• [Structured figure records]:
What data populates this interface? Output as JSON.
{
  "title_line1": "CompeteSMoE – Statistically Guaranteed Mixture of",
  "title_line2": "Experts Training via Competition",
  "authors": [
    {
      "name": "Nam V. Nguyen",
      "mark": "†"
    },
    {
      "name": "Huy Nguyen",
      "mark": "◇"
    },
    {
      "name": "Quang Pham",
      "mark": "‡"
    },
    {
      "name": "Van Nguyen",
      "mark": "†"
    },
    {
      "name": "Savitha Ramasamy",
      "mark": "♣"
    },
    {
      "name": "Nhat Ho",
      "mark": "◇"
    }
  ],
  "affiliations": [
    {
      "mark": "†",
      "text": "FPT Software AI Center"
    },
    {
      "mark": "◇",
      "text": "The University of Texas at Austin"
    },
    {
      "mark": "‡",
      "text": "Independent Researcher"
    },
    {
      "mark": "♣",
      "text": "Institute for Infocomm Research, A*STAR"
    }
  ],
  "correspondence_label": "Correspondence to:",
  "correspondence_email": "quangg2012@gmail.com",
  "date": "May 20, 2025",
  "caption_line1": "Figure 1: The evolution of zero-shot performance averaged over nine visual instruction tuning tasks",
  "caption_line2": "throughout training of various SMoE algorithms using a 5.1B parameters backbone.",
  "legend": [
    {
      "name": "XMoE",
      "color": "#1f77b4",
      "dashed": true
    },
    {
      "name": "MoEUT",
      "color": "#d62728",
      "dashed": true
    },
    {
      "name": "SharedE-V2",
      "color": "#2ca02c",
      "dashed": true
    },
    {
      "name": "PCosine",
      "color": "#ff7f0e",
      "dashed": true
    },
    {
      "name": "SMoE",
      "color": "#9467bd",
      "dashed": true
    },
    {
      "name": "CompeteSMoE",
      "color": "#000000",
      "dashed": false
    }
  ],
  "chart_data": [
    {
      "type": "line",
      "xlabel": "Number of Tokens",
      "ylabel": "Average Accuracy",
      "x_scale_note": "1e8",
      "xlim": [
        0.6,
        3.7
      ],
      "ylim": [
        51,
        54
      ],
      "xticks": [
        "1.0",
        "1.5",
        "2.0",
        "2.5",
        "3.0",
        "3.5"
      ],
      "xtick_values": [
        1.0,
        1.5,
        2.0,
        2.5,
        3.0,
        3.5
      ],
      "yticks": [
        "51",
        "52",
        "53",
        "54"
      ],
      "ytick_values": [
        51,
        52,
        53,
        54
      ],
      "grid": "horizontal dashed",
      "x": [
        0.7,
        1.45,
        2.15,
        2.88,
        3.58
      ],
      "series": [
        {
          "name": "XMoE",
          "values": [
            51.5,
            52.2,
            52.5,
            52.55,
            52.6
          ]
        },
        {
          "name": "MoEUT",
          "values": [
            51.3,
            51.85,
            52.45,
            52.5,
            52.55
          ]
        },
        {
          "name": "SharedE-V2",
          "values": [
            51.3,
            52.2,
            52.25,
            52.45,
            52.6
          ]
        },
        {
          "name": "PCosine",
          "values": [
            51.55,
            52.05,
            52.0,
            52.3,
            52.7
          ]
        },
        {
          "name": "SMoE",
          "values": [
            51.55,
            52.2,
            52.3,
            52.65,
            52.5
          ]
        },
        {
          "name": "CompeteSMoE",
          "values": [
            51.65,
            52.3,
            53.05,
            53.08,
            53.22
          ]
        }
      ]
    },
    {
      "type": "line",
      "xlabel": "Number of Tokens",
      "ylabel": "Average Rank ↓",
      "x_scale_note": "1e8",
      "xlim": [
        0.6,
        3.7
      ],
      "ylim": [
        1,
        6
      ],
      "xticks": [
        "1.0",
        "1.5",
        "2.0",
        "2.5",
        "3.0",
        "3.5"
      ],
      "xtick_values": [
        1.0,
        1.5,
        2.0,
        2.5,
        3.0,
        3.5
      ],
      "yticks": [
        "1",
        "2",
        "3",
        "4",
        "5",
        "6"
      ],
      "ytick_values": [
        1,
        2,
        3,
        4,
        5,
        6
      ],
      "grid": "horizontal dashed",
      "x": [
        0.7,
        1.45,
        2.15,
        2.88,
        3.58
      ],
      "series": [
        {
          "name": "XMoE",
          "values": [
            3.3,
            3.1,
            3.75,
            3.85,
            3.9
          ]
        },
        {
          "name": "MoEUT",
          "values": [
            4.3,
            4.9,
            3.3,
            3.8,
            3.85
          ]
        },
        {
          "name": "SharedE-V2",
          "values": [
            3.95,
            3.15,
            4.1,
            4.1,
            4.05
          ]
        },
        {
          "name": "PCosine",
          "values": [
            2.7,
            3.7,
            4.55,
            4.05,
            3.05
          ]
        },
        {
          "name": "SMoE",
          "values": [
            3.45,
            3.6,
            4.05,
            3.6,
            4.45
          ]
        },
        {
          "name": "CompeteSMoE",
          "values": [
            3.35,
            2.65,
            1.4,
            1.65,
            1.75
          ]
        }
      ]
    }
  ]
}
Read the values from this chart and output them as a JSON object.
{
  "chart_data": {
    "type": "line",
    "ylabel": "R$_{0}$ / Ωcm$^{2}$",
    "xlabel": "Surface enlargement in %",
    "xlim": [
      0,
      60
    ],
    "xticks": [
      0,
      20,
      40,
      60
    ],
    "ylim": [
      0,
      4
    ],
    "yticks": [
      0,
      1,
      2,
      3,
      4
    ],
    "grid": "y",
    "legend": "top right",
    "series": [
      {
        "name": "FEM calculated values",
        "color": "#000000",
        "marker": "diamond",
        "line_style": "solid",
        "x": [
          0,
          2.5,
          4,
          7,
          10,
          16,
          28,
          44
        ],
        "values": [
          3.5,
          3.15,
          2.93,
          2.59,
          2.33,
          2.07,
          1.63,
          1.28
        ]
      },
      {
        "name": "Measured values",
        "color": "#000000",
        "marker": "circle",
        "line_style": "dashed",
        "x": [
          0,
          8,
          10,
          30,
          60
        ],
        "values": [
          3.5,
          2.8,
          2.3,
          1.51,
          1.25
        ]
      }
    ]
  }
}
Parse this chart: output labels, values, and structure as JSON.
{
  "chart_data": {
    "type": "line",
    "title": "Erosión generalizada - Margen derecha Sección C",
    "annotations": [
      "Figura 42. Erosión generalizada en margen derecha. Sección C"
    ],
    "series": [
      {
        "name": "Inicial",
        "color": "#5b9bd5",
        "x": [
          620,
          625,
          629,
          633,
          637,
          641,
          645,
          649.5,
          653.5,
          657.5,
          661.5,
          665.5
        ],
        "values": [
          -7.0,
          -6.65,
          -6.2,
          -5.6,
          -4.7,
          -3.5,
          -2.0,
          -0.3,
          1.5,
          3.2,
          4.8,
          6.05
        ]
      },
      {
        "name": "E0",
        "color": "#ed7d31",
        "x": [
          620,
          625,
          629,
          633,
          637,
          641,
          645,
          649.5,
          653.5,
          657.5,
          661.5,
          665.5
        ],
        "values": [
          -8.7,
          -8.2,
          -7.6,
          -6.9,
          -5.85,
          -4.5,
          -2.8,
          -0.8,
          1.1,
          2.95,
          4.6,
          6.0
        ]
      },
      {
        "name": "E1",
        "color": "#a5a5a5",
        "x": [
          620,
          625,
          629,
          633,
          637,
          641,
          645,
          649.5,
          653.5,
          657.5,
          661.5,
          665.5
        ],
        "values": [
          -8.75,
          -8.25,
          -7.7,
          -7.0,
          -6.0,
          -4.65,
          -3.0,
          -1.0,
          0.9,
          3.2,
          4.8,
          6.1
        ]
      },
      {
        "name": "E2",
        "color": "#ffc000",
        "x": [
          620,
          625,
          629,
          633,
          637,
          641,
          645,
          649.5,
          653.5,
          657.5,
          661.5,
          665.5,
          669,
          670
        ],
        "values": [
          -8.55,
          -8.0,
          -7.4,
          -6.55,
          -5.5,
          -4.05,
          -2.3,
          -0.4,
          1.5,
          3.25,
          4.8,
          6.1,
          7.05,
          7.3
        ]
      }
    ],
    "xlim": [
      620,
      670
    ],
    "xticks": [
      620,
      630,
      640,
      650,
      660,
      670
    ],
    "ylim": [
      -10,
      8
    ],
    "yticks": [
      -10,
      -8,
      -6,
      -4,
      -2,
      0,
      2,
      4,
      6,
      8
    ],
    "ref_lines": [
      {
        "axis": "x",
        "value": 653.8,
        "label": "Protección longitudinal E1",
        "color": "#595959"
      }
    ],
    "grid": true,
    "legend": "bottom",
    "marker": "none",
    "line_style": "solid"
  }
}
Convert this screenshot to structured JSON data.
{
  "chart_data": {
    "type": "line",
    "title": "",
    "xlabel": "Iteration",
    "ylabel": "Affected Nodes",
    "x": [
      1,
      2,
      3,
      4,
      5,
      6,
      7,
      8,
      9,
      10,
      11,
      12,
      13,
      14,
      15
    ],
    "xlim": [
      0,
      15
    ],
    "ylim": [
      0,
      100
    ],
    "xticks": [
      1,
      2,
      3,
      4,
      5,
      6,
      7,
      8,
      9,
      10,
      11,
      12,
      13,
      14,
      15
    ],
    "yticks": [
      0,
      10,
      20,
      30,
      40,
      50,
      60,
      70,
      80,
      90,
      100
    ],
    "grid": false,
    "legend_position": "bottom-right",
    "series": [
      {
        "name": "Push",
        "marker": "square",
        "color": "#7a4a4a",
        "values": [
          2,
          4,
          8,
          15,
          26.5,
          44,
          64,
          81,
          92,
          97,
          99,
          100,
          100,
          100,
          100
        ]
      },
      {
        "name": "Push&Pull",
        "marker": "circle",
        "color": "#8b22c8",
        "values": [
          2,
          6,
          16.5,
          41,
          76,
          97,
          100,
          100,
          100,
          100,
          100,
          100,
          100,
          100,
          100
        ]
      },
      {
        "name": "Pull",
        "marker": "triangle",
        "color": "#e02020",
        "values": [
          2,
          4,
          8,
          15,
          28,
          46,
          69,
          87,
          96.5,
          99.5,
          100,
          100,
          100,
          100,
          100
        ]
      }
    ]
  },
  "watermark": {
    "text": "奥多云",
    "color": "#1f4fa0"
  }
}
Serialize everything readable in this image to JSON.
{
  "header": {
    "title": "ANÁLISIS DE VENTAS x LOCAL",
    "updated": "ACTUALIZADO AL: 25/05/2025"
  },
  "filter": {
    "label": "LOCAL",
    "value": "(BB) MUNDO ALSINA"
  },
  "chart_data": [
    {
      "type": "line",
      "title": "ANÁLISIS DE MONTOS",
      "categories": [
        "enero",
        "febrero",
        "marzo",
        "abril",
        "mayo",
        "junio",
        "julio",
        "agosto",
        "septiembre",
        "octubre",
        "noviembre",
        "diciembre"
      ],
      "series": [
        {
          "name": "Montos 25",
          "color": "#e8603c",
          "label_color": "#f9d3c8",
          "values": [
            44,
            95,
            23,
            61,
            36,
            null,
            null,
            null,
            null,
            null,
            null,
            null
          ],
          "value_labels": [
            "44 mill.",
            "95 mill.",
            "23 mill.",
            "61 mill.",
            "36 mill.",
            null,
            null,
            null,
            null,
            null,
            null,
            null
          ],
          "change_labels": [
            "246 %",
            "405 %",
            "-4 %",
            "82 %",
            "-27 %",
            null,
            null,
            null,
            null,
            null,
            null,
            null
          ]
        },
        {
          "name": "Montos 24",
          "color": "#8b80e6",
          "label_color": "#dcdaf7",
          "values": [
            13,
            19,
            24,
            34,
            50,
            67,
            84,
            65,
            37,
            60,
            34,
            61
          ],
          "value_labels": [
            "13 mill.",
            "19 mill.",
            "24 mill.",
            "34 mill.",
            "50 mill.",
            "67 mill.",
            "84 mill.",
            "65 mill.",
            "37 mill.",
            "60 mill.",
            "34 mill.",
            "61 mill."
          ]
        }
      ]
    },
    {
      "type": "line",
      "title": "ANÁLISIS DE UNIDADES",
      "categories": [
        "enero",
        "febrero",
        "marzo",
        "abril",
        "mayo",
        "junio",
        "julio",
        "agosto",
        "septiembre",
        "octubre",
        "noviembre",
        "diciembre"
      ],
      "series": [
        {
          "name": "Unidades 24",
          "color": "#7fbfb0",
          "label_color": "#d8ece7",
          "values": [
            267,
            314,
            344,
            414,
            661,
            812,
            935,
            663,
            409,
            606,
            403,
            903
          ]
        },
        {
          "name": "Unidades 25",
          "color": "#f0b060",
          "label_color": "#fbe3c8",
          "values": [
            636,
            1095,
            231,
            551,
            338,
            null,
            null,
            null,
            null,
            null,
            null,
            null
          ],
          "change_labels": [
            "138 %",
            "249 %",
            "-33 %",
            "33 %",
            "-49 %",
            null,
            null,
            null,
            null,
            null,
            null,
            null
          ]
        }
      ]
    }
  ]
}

• [Exercise task]: Using the records above, say how many lines include the string "text". Only the number is wanted.

• [Answer in full]: 5